*What is asked*
Every record must be transcribed in its entirety, apart from the images, which are to be omitted.

Collection entries

## begin

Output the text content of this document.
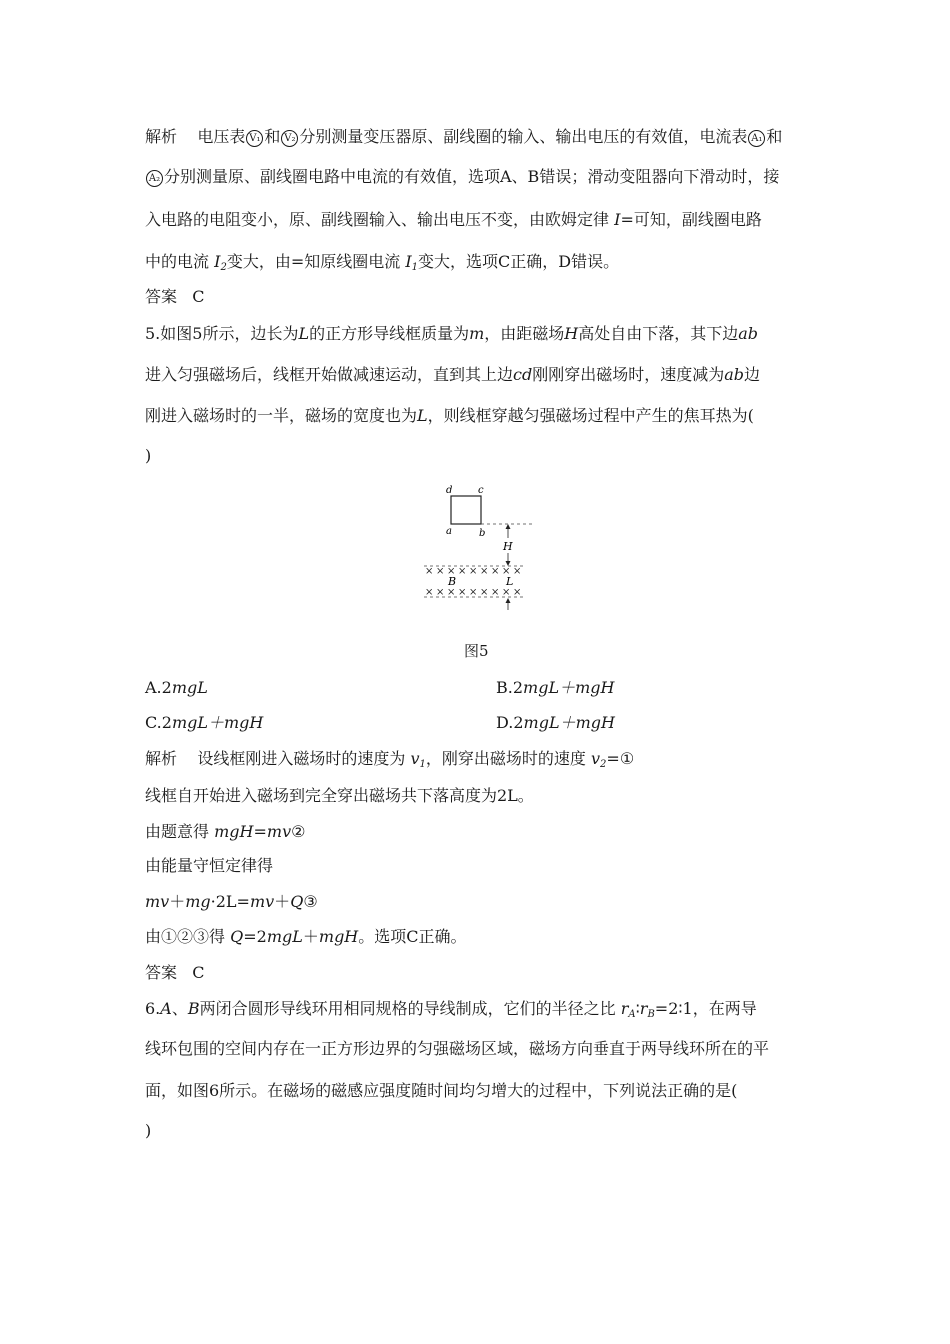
解析 电压表 V₁ 和 V₂ 分别测量变压器原、副线圈的输入、输出电压的有效值，电流表 A₁ 和
A₂ 分别测量原、副线圈电路中电流的有效值，选项A、B错误；滑动变阻器向下滑动时，接
入电路的电阻变小，原、副线圈输入、输出电压不变，由欧姆定律 I=可知，副线圈电路
中的电流 $I_2$变大，由=知原线圈电流 $I_1$变大，选项C正确，D错误。
答案 C
5.如图5所示，边长为L的正方形导线框质量为m，由距磁场H高处自由下落，其下边ab
进入匀强磁场后，线框开始做减速运动，直到其上边cd刚刚穿出磁场时，速度减为ab边
刚进入磁场时的一半，磁场的宽度也为L，则线框穿越匀强磁场过程中产生的焦耳热为(
)
d	c
a	b
H
× × × × × × × × ×
B	L
× × × × × × × × ×
图5
A.2mgL	B.2mgL＋mgH
C.2mgL＋mgH	D.2mgL＋mgH
解析 设线框刚进入磁场时的速度为 $v_1$，刚穿出磁场时的速度 $v_2=①$
线框自开始进入磁场到完全穿出磁场共下落高度为2L。
由题意得 mgH=mv②
由能量守恒定律得
mv＋mg·2L=mv＋Q③
由①②③得 Q=2mgL＋mgH。选项C正确。
答案 C
6.A、B两闭合圆形导线环用相同规格的导线制成，它们的半径之比 $r_A∶r_B=2∶1$，在两导
线环包围的空间内存在一正方形边界的匀强磁场区域，磁场方向垂直于两导线环所在的平
面，如图6所示。在磁场的磁感应强度随时间均匀增大的过程中，下列说法正确的是(
)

## end

*Finished task*
Output the text content of this document.
解析 电压表 V₁ 和 V₂ 分别测量变压器原、副线圈的输入、输出电压的有效值，电流表 A₁ 和
A₂ 分别测量原、副线圈电路中电流的有效值，选项A、B错误；滑动变阻器向下滑动时，接
入电路的电阻变小，原、副线圈输入、输出电压不变，由欧姆定律 I=可知，副线圈电路
中的电流 $I_2$变大，由=知原线圈电流 $I_1$变大，选项C正确，D错误。
答案 C
5.如图5所示，边长为L的正方形导线框质量为m，由距磁场H高处自由下落，其下边ab
进入匀强磁场后，线框开始做减速运动，直到其上边cd刚刚穿出磁场时，速度减为ab边
刚进入磁场时的一半，磁场的宽度也为L，则线框穿越匀强磁场过程中产生的焦耳热为(
)
d	c
a	b
H
× × × × × × × × ×
B	L
× × × × × × × × ×
图5
A.2mgL	B.2mgL＋mgH
C.2mgL＋mgH	D.2mgL＋mgH
解析 设线框刚进入磁场时的速度为 $v_1$，刚穿出磁场时的速度 $v_2=①$
线框自开始进入磁场到完全穿出磁场共下落高度为2L。
由题意得 mgH=mv②
由能量守恒定律得
mv＋mg·2L=mv＋Q③
由①②③得 Q=2mgL＋mgH。选项C正确。
答案 C
6.A、B两闭合圆形导线环用相同规格的导线制成，它们的半径之比 $r_A∶r_B=2∶1$，在两导
线环包围的空间内存在一正方形边界的匀强磁场区域，磁场方向垂直于两导线环所在的平
面，如图6所示。在磁场的磁感应强度随时间均匀增大的过程中，下列说法正确的是(
)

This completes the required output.